-- Supplied text start --
One would have expected that such licensing would have been tailored along the needs of the nation but alas!, this is not so.
Virtually all existing universities have funding challenges which impairs the capacity to deliver. Take the federal universities, for example, we are all living witnesses to the incessant strike actions punctuating the academic activities as a result of inadequate funding for both infrastructure and conditions of service.
Same thing applies to the various state governments who could not even afford payment of basic workers’ salaries but end up establishing universities, just like their counterpart, the federal government, for political reasons.
Most of the universities end up being glorified secondary schools, dishing out substandard degrees and endangering the society. Till date, the extant universities continue to degenerate and fade away. The private universities are not much better off except for some negligible few. Rather than tactically forcing investments into these extant ones, the Commission continues to license more and more. I am not oblivious of the soaring demand for admission to universities but whatever is worth doing at all, is worth doing well. It is disheartening to continue to issue licenses on political patronage basis. A situation where the legislators consider the establishment of universities in their constituencies as a democratic dividend regardless of the desirability is awful. As I remarked in my earlier column, except we are deluding ourselves, I make bold to say that we are in huge deficit of qualified and competent teaching personnel in the country.
This is reflected in the products that we continue to be astounded with. The university continues to unleash dangers on the society through substandard products. The legislators and other promoters of these new tertiary institutions often forget the dearth of quality academic personnel in the country. I make bold to say that most of the lecturers in the institutions are not only incompetent but mostly taking up the vocation due to unemployment. It is not sufficient to possess degrees in such specializations but have the passion and skill for delivery. As we continue to license more universities daily, we discount this aspect of competent personnel, particularly lecturers. I reiterate again that there are insufficient qualified personnel in the nation today to match the number of universities we are establishing. The resultant effect, therefore, is garbage in, garbage out.
-- Supplied text end --
-- Entries supplied start --
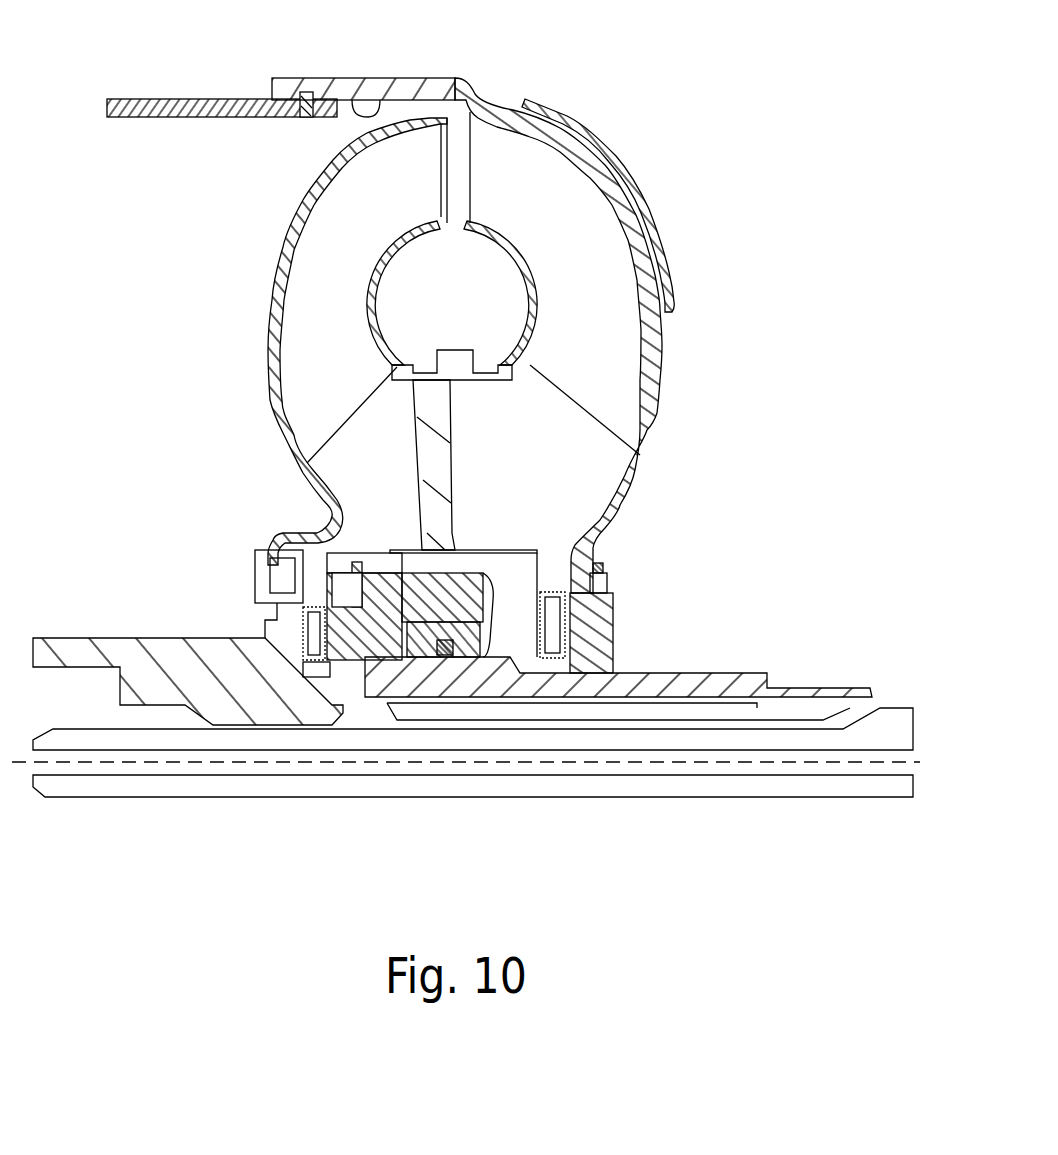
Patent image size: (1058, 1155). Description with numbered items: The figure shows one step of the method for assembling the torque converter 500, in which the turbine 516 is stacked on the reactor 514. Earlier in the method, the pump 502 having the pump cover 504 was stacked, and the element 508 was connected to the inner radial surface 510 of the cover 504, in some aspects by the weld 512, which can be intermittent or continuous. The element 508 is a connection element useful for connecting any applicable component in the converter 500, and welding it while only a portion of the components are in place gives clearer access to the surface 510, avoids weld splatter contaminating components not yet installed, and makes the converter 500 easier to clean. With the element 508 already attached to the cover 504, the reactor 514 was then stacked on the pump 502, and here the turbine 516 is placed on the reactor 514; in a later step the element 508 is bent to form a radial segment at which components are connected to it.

The torque converter 500 is at (668, 128).
The pump 502 is at (593, 370).
The pump cover 504 is at (630, 240).
The element 508 is at (200, 103).
The inner radial surface 510 is at (425, 88).
The weld 512 is at (306, 118).
The reactor 514 is at (497, 567).
The turbine 516 is at (310, 340).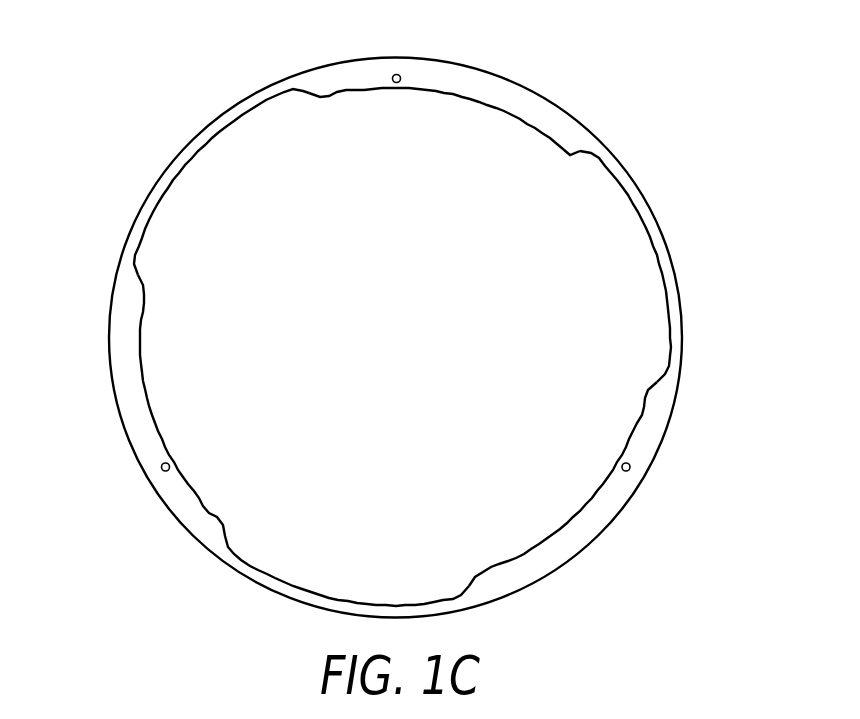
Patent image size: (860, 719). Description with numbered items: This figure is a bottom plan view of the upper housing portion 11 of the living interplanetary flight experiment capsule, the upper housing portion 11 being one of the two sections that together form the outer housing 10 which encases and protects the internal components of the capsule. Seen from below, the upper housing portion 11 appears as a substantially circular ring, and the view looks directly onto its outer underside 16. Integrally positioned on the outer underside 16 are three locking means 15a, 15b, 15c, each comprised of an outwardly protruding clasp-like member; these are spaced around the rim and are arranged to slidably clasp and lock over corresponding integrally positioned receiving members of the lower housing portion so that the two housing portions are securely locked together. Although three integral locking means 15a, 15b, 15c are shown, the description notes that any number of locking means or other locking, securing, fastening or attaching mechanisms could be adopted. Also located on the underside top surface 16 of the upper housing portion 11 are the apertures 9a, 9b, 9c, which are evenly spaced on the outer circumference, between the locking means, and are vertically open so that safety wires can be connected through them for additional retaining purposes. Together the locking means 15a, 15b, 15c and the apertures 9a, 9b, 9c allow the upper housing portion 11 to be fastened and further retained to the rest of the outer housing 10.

The outer housing 10 is at (737, 83).
The upper housing portion 11 is at (125, 192).
The locking means 15a is at (222, 139).
The locking means 15b is at (668, 239).
The locking means 15c is at (324, 583).
The aperture 9a is at (630, 467).
The aperture 9b is at (161, 467).
The aperture 9c is at (396, 74).
The outer underside 16 is at (408, 188).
-- Entries supplied end --
# Work to complete:
a: Retype the passage on university licensing, starting with "Virtually all existing" and going on through "for political reasons.".
b: According to the passage on university licensing, how do legislators regard the establishment of universities in their constituencies?
The lines above are separate material, apart from the passage on university licensing.

# Answers per task:
a:
Virtually all existing universities have funding challenges which impairs the capacity to deliver. Take the federal universities, for example, we are all living witnesses to the incessant strike actions punctuating the academic activities as a result of inadequate funding for both infrastructure and conditions of service.
Same thing applies to the various state governments who could not even afford payment of basic workers’ salaries but end up establishing universities, just like their counterpart, the federal government, for political reasons.

b: As a democratic dividend.